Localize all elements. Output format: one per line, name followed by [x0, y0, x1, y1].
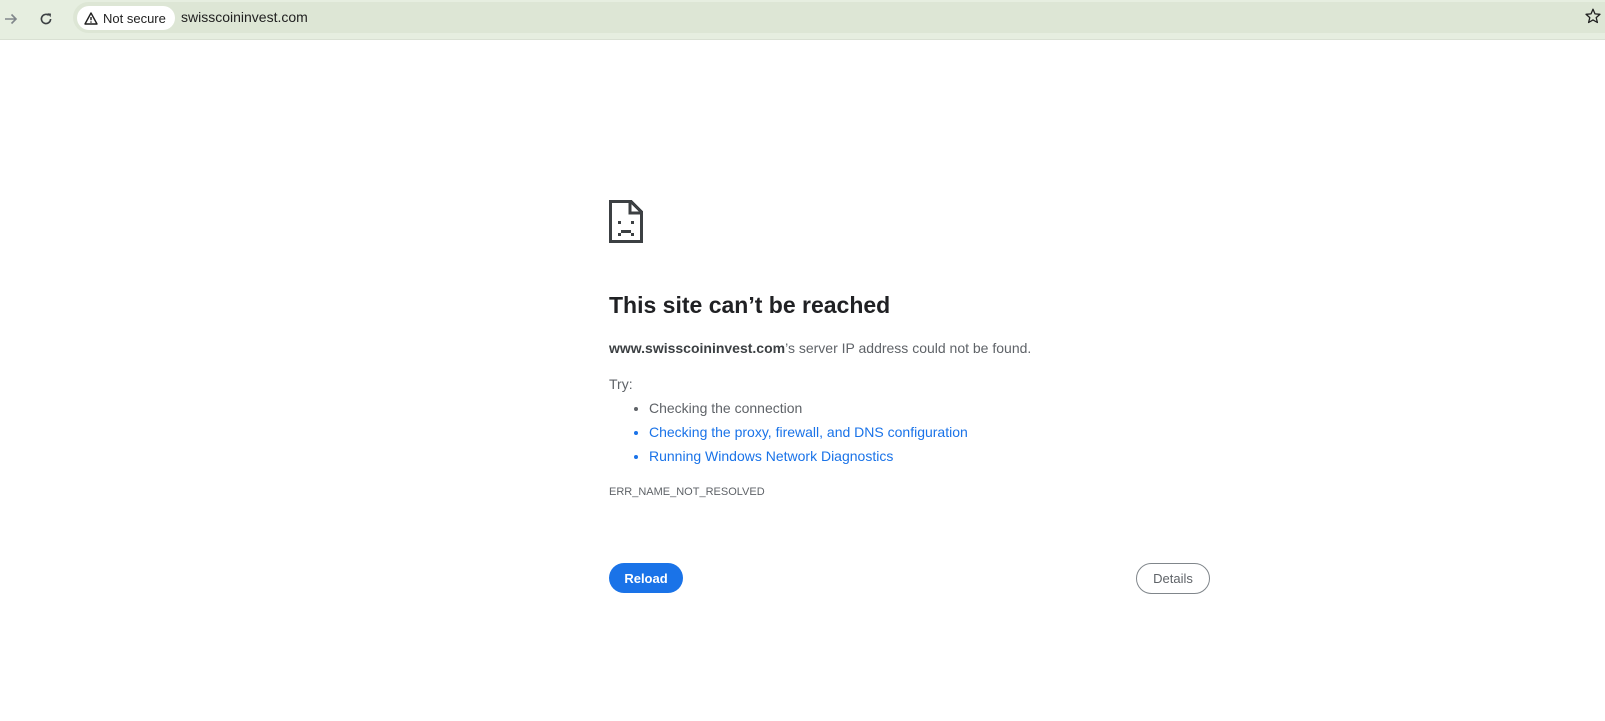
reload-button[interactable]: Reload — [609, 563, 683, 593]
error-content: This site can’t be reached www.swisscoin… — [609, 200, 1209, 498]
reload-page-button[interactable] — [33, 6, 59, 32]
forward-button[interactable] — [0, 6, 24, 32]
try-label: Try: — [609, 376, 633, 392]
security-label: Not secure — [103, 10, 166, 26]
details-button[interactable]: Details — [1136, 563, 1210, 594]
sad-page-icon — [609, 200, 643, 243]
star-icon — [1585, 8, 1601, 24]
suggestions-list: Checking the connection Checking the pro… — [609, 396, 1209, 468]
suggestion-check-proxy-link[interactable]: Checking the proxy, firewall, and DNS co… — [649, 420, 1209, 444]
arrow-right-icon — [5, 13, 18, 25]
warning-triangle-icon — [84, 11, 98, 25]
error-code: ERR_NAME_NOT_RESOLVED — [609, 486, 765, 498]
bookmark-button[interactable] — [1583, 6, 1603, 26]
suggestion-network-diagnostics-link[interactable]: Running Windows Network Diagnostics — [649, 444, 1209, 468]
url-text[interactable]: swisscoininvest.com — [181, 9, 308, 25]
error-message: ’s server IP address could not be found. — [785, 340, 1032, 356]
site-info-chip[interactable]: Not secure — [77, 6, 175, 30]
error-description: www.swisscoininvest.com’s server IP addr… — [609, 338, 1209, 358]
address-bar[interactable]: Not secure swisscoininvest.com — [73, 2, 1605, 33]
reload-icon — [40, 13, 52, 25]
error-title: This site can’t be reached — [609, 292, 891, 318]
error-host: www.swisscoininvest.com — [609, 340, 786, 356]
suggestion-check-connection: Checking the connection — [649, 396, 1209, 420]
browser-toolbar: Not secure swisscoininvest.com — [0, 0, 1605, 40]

**Task requirements**. Rewrite the lines of the records above as a Markdown table with the columns Line and Text, giving each line's row number in Line and the line itself in Text. Leave blank lines and pictures out.

**The response**.
| Line | Text |
|---|---|
| 1 | Localize all elements. Output format: one per line, name followed by [x0, y0, x1, y1]. |
| 2 | reload-button[interactable]: Reload — [609, 563, 683, 593] |
| 3 | error-content: This site can’t be reached www.swisscoin… — [609, 200, 1209, 498] |
| 4 | reload-page-button[interactable] — [33, 6, 59, 32] |
| 5 | forward-button[interactable] — [0, 6, 24, 32] |
| 6 | try-label: Try: — [609, 376, 633, 392] |
| 7 | security-label: Not secure — [103, 10, 166, 26] |
| 8 | details-button[interactable]: Details — [1136, 563, 1210, 594] |
| 9 | sad-page-icon — [609, 200, 643, 243] |
| 10 | star-icon — [1585, 8, 1601, 24] |
| 11 | suggestions-list: Checking the connection Checking the pro… — [609, 396, 1209, 468] |
| 12 | suggestion-check-proxy-link[interactable]: Checking the proxy, firewall, and DNS co… — [649, 420, 1209, 444] |
| 13 | arrow-right-icon — [5, 13, 18, 25] |
| 14 | warning-triangle-icon — [84, 11, 98, 25] |
| 15 | error-code: ERR_NAME_NOT_RESOLVED — [609, 486, 765, 498] |
| 16 | bookmark-button[interactable] — [1583, 6, 1603, 26] |
| 17 | suggestion-network-diagnostics-link[interactable]: Running Windows Network Diagnostics — [649, 444, 1209, 468] |
| 18 | url-text[interactable]: swisscoininvest.com — [181, 9, 308, 25] |
| 19 | error-message: ’s server IP address could not be found. — [785, 340, 1032, 356] |
| 20 | site-info-chip[interactable]: Not secure — [77, 6, 175, 30] |
| 21 | error-description: www.swisscoininvest.com’s server IP addr… — [609, 338, 1209, 358] |
| 22 | address-bar[interactable]: Not secure swisscoininvest.com — [73, 2, 1605, 33] |
| 23 | reload-icon — [40, 13, 52, 25] |
| 24 | error-title: This site can’t be reached — [609, 292, 891, 318] |
| 25 | error-host: www.swisscoininvest.com — [609, 340, 786, 356] |
| 26 | suggestion-check-connection: Checking the connection — [649, 396, 1209, 420] |
| 27 | browser-toolbar: Not secure swisscoininvest.com — [0, 0, 1605, 40] |